SET TASK
Below are records. Copy every line with "values" in it.
***
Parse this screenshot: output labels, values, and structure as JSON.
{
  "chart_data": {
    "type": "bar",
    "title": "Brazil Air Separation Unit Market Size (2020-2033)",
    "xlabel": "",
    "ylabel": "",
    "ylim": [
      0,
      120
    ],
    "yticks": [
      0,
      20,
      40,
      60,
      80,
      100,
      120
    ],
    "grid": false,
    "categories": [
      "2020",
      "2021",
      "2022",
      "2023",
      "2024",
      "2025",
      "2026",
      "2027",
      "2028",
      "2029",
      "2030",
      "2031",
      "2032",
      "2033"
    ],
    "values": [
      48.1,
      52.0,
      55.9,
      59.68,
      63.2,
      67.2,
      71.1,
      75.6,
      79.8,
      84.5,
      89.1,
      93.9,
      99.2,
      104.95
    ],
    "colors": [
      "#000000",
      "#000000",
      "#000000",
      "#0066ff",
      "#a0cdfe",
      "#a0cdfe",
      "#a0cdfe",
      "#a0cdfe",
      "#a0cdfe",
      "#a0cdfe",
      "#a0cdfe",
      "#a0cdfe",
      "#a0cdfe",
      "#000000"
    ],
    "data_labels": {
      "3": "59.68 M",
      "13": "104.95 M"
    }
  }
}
***
ANSWER TO THE EXERCISE
Parse this screenshot: output labels, values, and structure as JSON.
    "values": [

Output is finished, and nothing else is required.